(Figure data in JSON)
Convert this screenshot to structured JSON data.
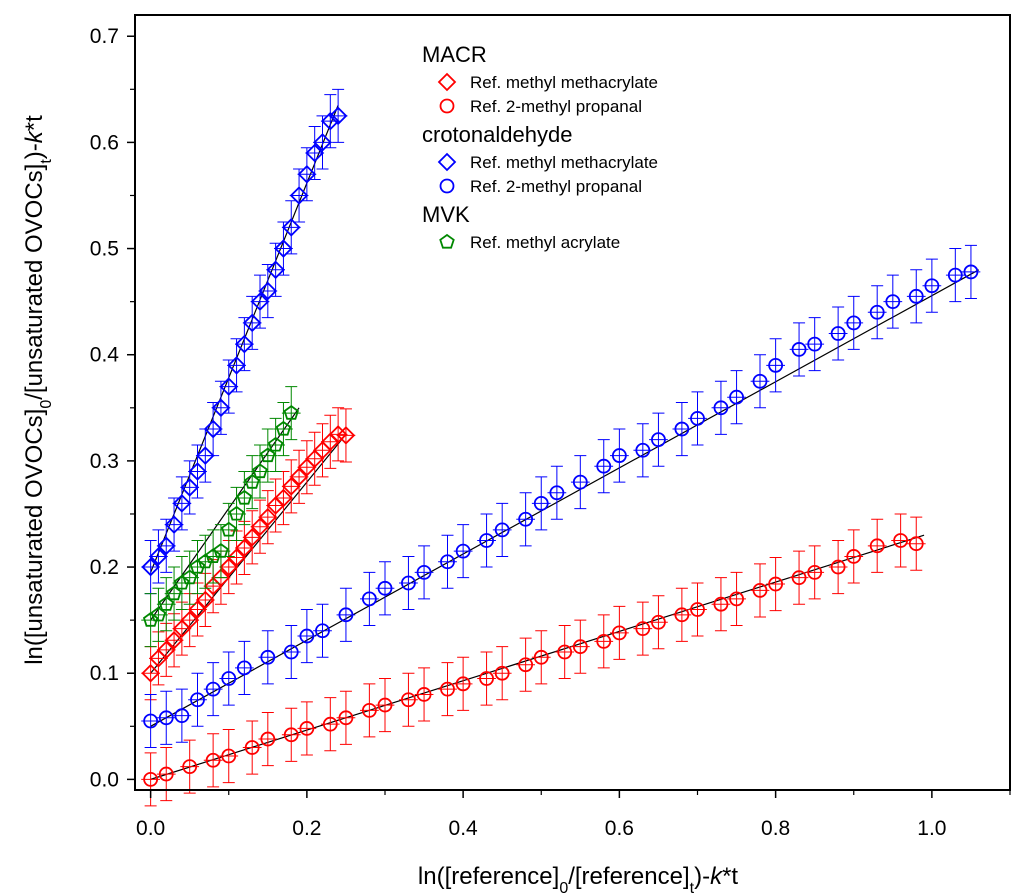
{
  "chart_data": {
    "type": "scatter",
    "xlabel": "ln([reference]0/[reference]t)-k*t",
    "ylabel": "ln([unsaturated OVOCs]0/[unsaturated OVOCs]t)-k*t",
    "xlim": [
      -0.02,
      1.1
    ],
    "ylim": [
      -0.01,
      0.72
    ],
    "x_ticks": [
      "0.0",
      "0.2",
      "0.4",
      "0.6",
      "0.8",
      "1.0"
    ],
    "y_ticks": [
      "0.0",
      "0.1",
      "0.2",
      "0.3",
      "0.4",
      "0.5",
      "0.6",
      "0.7"
    ],
    "grid": false,
    "legend_position": "top-center",
    "legend": [
      {
        "group": "MACR",
        "entries": [
          {
            "label": "Ref. methyl methacrylate",
            "marker": "diamond",
            "color": "#ff0000"
          },
          {
            "label": "Ref. 2-methyl propanal",
            "marker": "circle",
            "color": "#ff0000"
          }
        ]
      },
      {
        "group": "crotonaldehyde",
        "entries": [
          {
            "label": "Ref. methyl methacrylate",
            "marker": "diamond",
            "color": "#0000ff"
          },
          {
            "label": "Ref. 2-methyl propanal",
            "marker": "circle",
            "color": "#0000ff"
          }
        ]
      },
      {
        "group": "MVK",
        "entries": [
          {
            "label": "Ref. methyl acrylate",
            "marker": "pentagon",
            "color": "#008800"
          }
        ]
      }
    ],
    "series": [
      {
        "group": "MACR",
        "reference": "Ref. methyl methacrylate",
        "marker": "diamond",
        "color": "#ff0000",
        "x": [
          0.0,
          0.01,
          0.02,
          0.03,
          0.04,
          0.05,
          0.06,
          0.07,
          0.08,
          0.09,
          0.1,
          0.11,
          0.12,
          0.13,
          0.14,
          0.15,
          0.16,
          0.17,
          0.18,
          0.19,
          0.2,
          0.21,
          0.22,
          0.23,
          0.24,
          0.25
        ],
        "y": [
          0.1,
          0.114,
          0.122,
          0.131,
          0.142,
          0.15,
          0.16,
          0.169,
          0.182,
          0.19,
          0.2,
          0.209,
          0.218,
          0.228,
          0.238,
          0.247,
          0.258,
          0.265,
          0.276,
          0.285,
          0.294,
          0.302,
          0.31,
          0.318,
          0.325,
          0.324
        ],
        "fit": [
          [
            0.0,
            0.1
          ],
          [
            0.25,
            0.325
          ]
        ]
      },
      {
        "group": "MACR",
        "reference": "Ref. 2-methyl propanal",
        "marker": "circle",
        "color": "#ff0000",
        "x": [
          0.0,
          0.02,
          0.05,
          0.08,
          0.1,
          0.13,
          0.15,
          0.18,
          0.2,
          0.23,
          0.25,
          0.28,
          0.3,
          0.33,
          0.35,
          0.38,
          0.4,
          0.43,
          0.45,
          0.48,
          0.5,
          0.53,
          0.55,
          0.58,
          0.6,
          0.63,
          0.65,
          0.68,
          0.7,
          0.73,
          0.75,
          0.78,
          0.8,
          0.83,
          0.85,
          0.88,
          0.9,
          0.93,
          0.96,
          0.98
        ],
        "y": [
          0.0,
          0.005,
          0.012,
          0.018,
          0.022,
          0.03,
          0.038,
          0.042,
          0.048,
          0.052,
          0.058,
          0.065,
          0.07,
          0.075,
          0.08,
          0.085,
          0.09,
          0.095,
          0.1,
          0.108,
          0.115,
          0.12,
          0.125,
          0.13,
          0.138,
          0.142,
          0.148,
          0.155,
          0.16,
          0.165,
          0.17,
          0.178,
          0.184,
          0.19,
          0.195,
          0.2,
          0.21,
          0.22,
          0.225,
          0.222
        ],
        "fit": [
          [
            0.0,
            0.0
          ],
          [
            0.99,
            0.23
          ]
        ]
      },
      {
        "group": "crotonaldehyde",
        "reference": "Ref. methyl methacrylate",
        "marker": "diamond",
        "color": "#0000ff",
        "x": [
          0.0,
          0.01,
          0.02,
          0.03,
          0.04,
          0.05,
          0.06,
          0.07,
          0.08,
          0.09,
          0.1,
          0.11,
          0.12,
          0.13,
          0.14,
          0.15,
          0.16,
          0.17,
          0.18,
          0.19,
          0.2,
          0.21,
          0.22,
          0.23,
          0.24
        ],
        "y": [
          0.2,
          0.21,
          0.22,
          0.24,
          0.26,
          0.275,
          0.29,
          0.305,
          0.33,
          0.35,
          0.37,
          0.39,
          0.41,
          0.43,
          0.45,
          0.46,
          0.48,
          0.5,
          0.52,
          0.55,
          0.57,
          0.59,
          0.6,
          0.62,
          0.625
        ],
        "fit": [
          [
            0.0,
            0.195
          ],
          [
            0.24,
            0.635
          ]
        ]
      },
      {
        "group": "crotonaldehyde",
        "reference": "Ref. 2-methyl propanal",
        "marker": "circle",
        "color": "#0000ff",
        "x": [
          0.0,
          0.02,
          0.04,
          0.06,
          0.08,
          0.1,
          0.12,
          0.15,
          0.18,
          0.2,
          0.22,
          0.25,
          0.28,
          0.3,
          0.33,
          0.35,
          0.38,
          0.4,
          0.43,
          0.45,
          0.48,
          0.5,
          0.52,
          0.55,
          0.58,
          0.6,
          0.63,
          0.65,
          0.68,
          0.7,
          0.73,
          0.75,
          0.78,
          0.8,
          0.83,
          0.85,
          0.88,
          0.9,
          0.93,
          0.95,
          0.98,
          1.0,
          1.03,
          1.05
        ],
        "y": [
          0.055,
          0.058,
          0.06,
          0.075,
          0.085,
          0.095,
          0.105,
          0.115,
          0.12,
          0.135,
          0.14,
          0.155,
          0.17,
          0.18,
          0.185,
          0.195,
          0.205,
          0.215,
          0.225,
          0.235,
          0.245,
          0.26,
          0.27,
          0.28,
          0.295,
          0.305,
          0.31,
          0.32,
          0.33,
          0.34,
          0.35,
          0.36,
          0.375,
          0.39,
          0.405,
          0.41,
          0.42,
          0.43,
          0.44,
          0.45,
          0.455,
          0.465,
          0.475,
          0.478
        ],
        "fit": [
          [
            0.0,
            0.05
          ],
          [
            1.06,
            0.48
          ]
        ]
      },
      {
        "group": "MVK",
        "reference": "Ref. methyl acrylate",
        "marker": "pentagon",
        "color": "#008800",
        "x": [
          0.0,
          0.01,
          0.02,
          0.03,
          0.04,
          0.05,
          0.06,
          0.07,
          0.08,
          0.09,
          0.1,
          0.11,
          0.12,
          0.13,
          0.14,
          0.15,
          0.16,
          0.17,
          0.18
        ],
        "y": [
          0.15,
          0.155,
          0.165,
          0.175,
          0.185,
          0.19,
          0.2,
          0.205,
          0.21,
          0.215,
          0.235,
          0.25,
          0.265,
          0.28,
          0.29,
          0.305,
          0.315,
          0.33,
          0.345
        ],
        "fit": [
          [
            0.0,
            0.15
          ],
          [
            0.19,
            0.35
          ]
        ]
      }
    ]
  }
}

Written problem:
From the data above, write out everything exactly except the pictures.

Reply to the task:
Convert this screenshot to structured JSON data.
{
  "chart_data": {
    "type": "scatter",
    "xlabel": "ln([reference]0/[reference]t)-k*t",
    "ylabel": "ln([unsaturated OVOCs]0/[unsaturated OVOCs]t)-k*t",
    "xlim": [
      -0.02,
      1.1
    ],
    "ylim": [
      -0.01,
      0.72
    ],
    "x_ticks": [
      "0.0",
      "0.2",
      "0.4",
      "0.6",
      "0.8",
      "1.0"
    ],
    "y_ticks": [
      "0.0",
      "0.1",
      "0.2",
      "0.3",
      "0.4",
      "0.5",
      "0.6",
      "0.7"
    ],
    "grid": false,
    "legend_position": "top-center",
    "legend": [
      {
        "group": "MACR",
        "entries": [
          {
            "label": "Ref. methyl methacrylate",
            "marker": "diamond",
            "color": "#ff0000"
          },
          {
            "label": "Ref. 2-methyl propanal",
            "marker": "circle",
            "color": "#ff0000"
          }
        ]
      },
      {
        "group": "crotonaldehyde",
        "entries": [
          {
            "label": "Ref. methyl methacrylate",
            "marker": "diamond",
            "color": "#0000ff"
          },
          {
            "label": "Ref. 2-methyl propanal",
            "marker": "circle",
            "color": "#0000ff"
          }
        ]
      },
      {
        "group": "MVK",
        "entries": [
          {
            "label": "Ref. methyl acrylate",
            "marker": "pentagon",
            "color": "#008800"
          }
        ]
      }
    ],
    "series": [
      {
        "group": "MACR",
        "reference": "Ref. methyl methacrylate",
        "marker": "diamond",
        "color": "#ff0000",
        "x": [
          0.0,
          0.01,
          0.02,
          0.03,
          0.04,
          0.05,
          0.06,
          0.07,
          0.08,
          0.09,
          0.1,
          0.11,
          0.12,
          0.13,
          0.14,
          0.15,
          0.16,
          0.17,
          0.18,
          0.19,
          0.2,
          0.21,
          0.22,
          0.23,
          0.24,
          0.25
        ],
        "y": [
          0.1,
          0.114,
          0.122,
          0.131,
          0.142,
          0.15,
          0.16,
          0.169,
          0.182,
          0.19,
          0.2,
          0.209,
          0.218,
          0.228,
          0.238,
          0.247,
          0.258,
          0.265,
          0.276,
          0.285,
          0.294,
          0.302,
          0.31,
          0.318,
          0.325,
          0.324
        ],
        "fit": [
          [
            0.0,
            0.1
          ],
          [
            0.25,
            0.325
          ]
        ]
      },
      {
        "group": "MACR",
        "reference": "Ref. 2-methyl propanal",
        "marker": "circle",
        "color": "#ff0000",
        "x": [
          0.0,
          0.02,
          0.05,
          0.08,
          0.1,
          0.13,
          0.15,
          0.18,
          0.2,
          0.23,
          0.25,
          0.28,
          0.3,
          0.33,
          0.35,
          0.38,
          0.4,
          0.43,
          0.45,
          0.48,
          0.5,
          0.53,
          0.55,
          0.58,
          0.6,
          0.63,
          0.65,
          0.68,
          0.7,
          0.73,
          0.75,
          0.78,
          0.8,
          0.83,
          0.85,
          0.88,
          0.9,
          0.93,
          0.96,
          0.98
        ],
        "y": [
          0.0,
          0.005,
          0.012,
          0.018,
          0.022,
          0.03,
          0.038,
          0.042,
          0.048,
          0.052,
          0.058,
          0.065,
          0.07,
          0.075,
          0.08,
          0.085,
          0.09,
          0.095,
          0.1,
          0.108,
          0.115,
          0.12,
          0.125,
          0.13,
          0.138,
          0.142,
          0.148,
          0.155,
          0.16,
          0.165,
          0.17,
          0.178,
          0.184,
          0.19,
          0.195,
          0.2,
          0.21,
          0.22,
          0.225,
          0.222
        ],
        "fit": [
          [
            0.0,
            0.0
          ],
          [
            0.99,
            0.23
          ]
        ]
      },
      {
        "group": "crotonaldehyde",
        "reference": "Ref. methyl methacrylate",
        "marker": "diamond",
        "color": "#0000ff",
        "x": [
          0.0,
          0.01,
          0.02,
          0.03,
          0.04,
          0.05,
          0.06,
          0.07,
          0.08,
          0.09,
          0.1,
          0.11,
          0.12,
          0.13,
          0.14,
          0.15,
          0.16,
          0.17,
          0.18,
          0.19,
          0.2,
          0.21,
          0.22,
          0.23,
          0.24
        ],
        "y": [
          0.2,
          0.21,
          0.22,
          0.24,
          0.26,
          0.275,
          0.29,
          0.305,
          0.33,
          0.35,
          0.37,
          0.39,
          0.41,
          0.43,
          0.45,
          0.46,
          0.48,
          0.5,
          0.52,
          0.55,
          0.57,
          0.59,
          0.6,
          0.62,
          0.625
        ],
        "fit": [
          [
            0.0,
            0.195
          ],
          [
            0.24,
            0.635
          ]
        ]
      },
      {
        "group": "crotonaldehyde",
        "reference": "Ref. 2-methyl propanal",
        "marker": "circle",
        "color": "#0000ff",
        "x": [
          0.0,
          0.02,
          0.04,
          0.06,
          0.08,
          0.1,
          0.12,
          0.15,
          0.18,
          0.2,
          0.22,
          0.25,
          0.28,
          0.3,
          0.33,
          0.35,
          0.38,
          0.4,
          0.43,
          0.45,
          0.48,
          0.5,
          0.52,
          0.55,
          0.58,
          0.6,
          0.63,
          0.65,
          0.68,
          0.7,
          0.73,
          0.75,
          0.78,
          0.8,
          0.83,
          0.85,
          0.88,
          0.9,
          0.93,
          0.95,
          0.98,
          1.0,
          1.03,
          1.05
        ],
        "y": [
          0.055,
          0.058,
          0.06,
          0.075,
          0.085,
          0.095,
          0.105,
          0.115,
          0.12,
          0.135,
          0.14,
          0.155,
          0.17,
          0.18,
          0.185,
          0.195,
          0.205,
          0.215,
          0.225,
          0.235,
          0.245,
          0.26,
          0.27,
          0.28,
          0.295,
          0.305,
          0.31,
          0.32,
          0.33,
          0.34,
          0.35,
          0.36,
          0.375,
          0.39,
          0.405,
          0.41,
          0.42,
          0.43,
          0.44,
          0.45,
          0.455,
          0.465,
          0.475,
          0.478
        ],
        "fit": [
          [
            0.0,
            0.05
          ],
          [
            1.06,
            0.48
          ]
        ]
      },
      {
        "group": "MVK",
        "reference": "Ref. methyl acrylate",
        "marker": "pentagon",
        "color": "#008800",
        "x": [
          0.0,
          0.01,
          0.02,
          0.03,
          0.04,
          0.05,
          0.06,
          0.07,
          0.08,
          0.09,
          0.1,
          0.11,
          0.12,
          0.13,
          0.14,
          0.15,
          0.16,
          0.17,
          0.18
        ],
        "y": [
          0.15,
          0.155,
          0.165,
          0.175,
          0.185,
          0.19,
          0.2,
          0.205,
          0.21,
          0.215,
          0.235,
          0.25,
          0.265,
          0.28,
          0.29,
          0.305,
          0.315,
          0.33,
          0.345
        ],
        "fit": [
          [
            0.0,
            0.15
          ],
          [
            0.19,
            0.35
          ]
        ]
      }
    ]
  }
}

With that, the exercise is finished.